[Extracted records]

┄┄┄┄┄┄┄┄┄┄┄┄┄┄┄┄┄┄┄┄

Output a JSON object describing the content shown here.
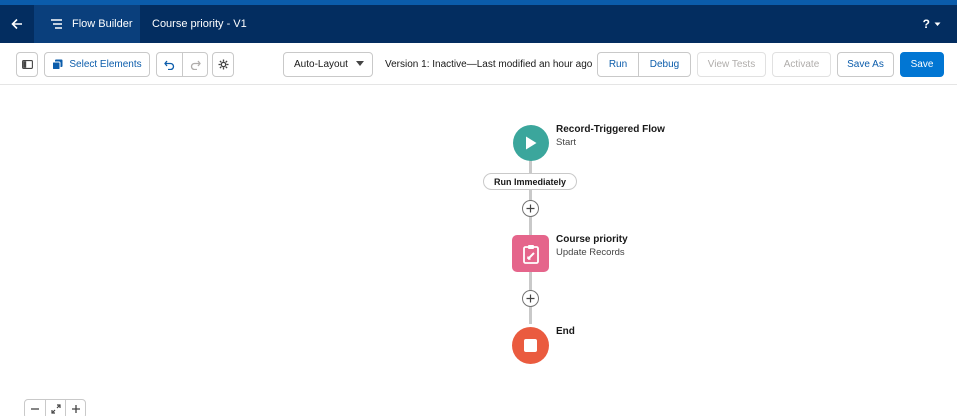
{
  "header": {
    "back_icon": "arrow-left-icon",
    "app_icon": "flow-icon",
    "app_label": "Flow Builder",
    "flow_name": "Course priority - V1",
    "help_label": "?",
    "help_icon": "chevron-down-icon"
  },
  "toolbar": {
    "panel_toggle_icon": "panel-toggle-icon",
    "select_elements_icon": "multi-select-icon",
    "select_elements_label": "Select Elements",
    "undo_icon": "undo-icon",
    "redo_icon": "redo-icon",
    "settings_icon": "gear-icon",
    "layout_value": "Auto-Layout",
    "version_text": "Version 1: Inactive—Last modified an hour ago",
    "run_label": "Run",
    "debug_label": "Debug",
    "view_tests_label": "View Tests",
    "activate_label": "Activate",
    "save_as_label": "Save As",
    "save_label": "Save"
  },
  "canvas": {
    "start": {
      "title": "Record-Triggered Flow",
      "subtitle": "Start",
      "color": "#3ba69c",
      "icon": "play-icon"
    },
    "path_label": "Run Immediately",
    "update": {
      "title": "Course priority",
      "subtitle": "Update Records",
      "color": "#e5658b",
      "icon": "update-records-icon"
    },
    "end": {
      "title": "End",
      "color": "#ea5b3f",
      "icon": "stop-icon"
    },
    "add_icon": "add-element-icon"
  },
  "zoom": {
    "zoom_out_icon": "minus-icon",
    "fit_icon": "fit-view-icon",
    "zoom_in_icon": "plus-icon"
  },
  "colors": {
    "header_bg": "#032d60",
    "brand": "#0176d3",
    "link": "#0b5cab"
  }
}
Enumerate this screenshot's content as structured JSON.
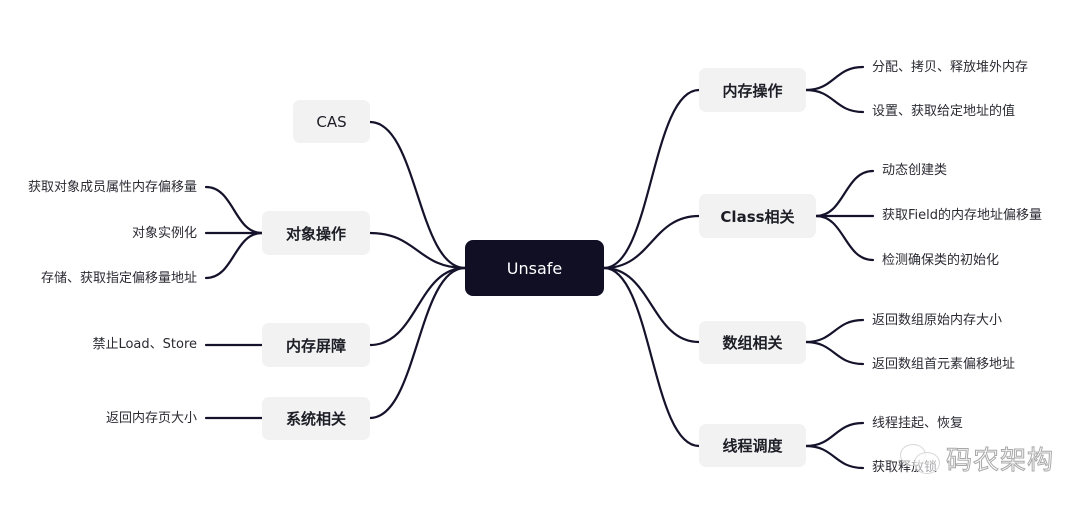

┄┄┄┄┄┄┄┄┄┄┄┄┄┄┄┄┄┄┄┄

### What needs to be done
Find the lines containing "Save" and list every one of them.

### Written response
    "save_as_label": "Save As",
    "save_label": "Save"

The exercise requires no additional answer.